Make an exact copy of all the records.

* Begin Exercise inputs *

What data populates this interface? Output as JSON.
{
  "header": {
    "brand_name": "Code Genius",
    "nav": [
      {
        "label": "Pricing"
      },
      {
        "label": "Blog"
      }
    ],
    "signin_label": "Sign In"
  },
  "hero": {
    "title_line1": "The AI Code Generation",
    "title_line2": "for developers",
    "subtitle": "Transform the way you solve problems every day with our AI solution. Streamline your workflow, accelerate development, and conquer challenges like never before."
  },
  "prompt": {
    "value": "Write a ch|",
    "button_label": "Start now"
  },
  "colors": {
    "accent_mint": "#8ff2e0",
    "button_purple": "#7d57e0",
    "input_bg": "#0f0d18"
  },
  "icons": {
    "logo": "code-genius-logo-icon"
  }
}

* End Exercise inputs *

## [Answer to the exercise]
What data populates this interface? Output as JSON.
{
  "header": {
    "brand_name": "Code Genius",
    "nav": [
      {
        "label": "Pricing"
      },
      {
        "label": "Blog"
      }
    ],
    "signin_label": "Sign In"
  },
  "hero": {
    "title_line1": "The AI Code Generation",
    "title_line2": "for developers",
    "subtitle": "Transform the way you solve problems every day with our AI solution. Streamline your workflow, accelerate development, and conquer challenges like never before."
  },
  "prompt": {
    "value": "Write a ch|",
    "button_label": "Start now"
  },
  "colors": {
    "accent_mint": "#8ff2e0",
    "button_purple": "#7d57e0",
    "input_bg": "#0f0d18"
  },
  "icons": {
    "logo": "code-genius-logo-icon"
  }
}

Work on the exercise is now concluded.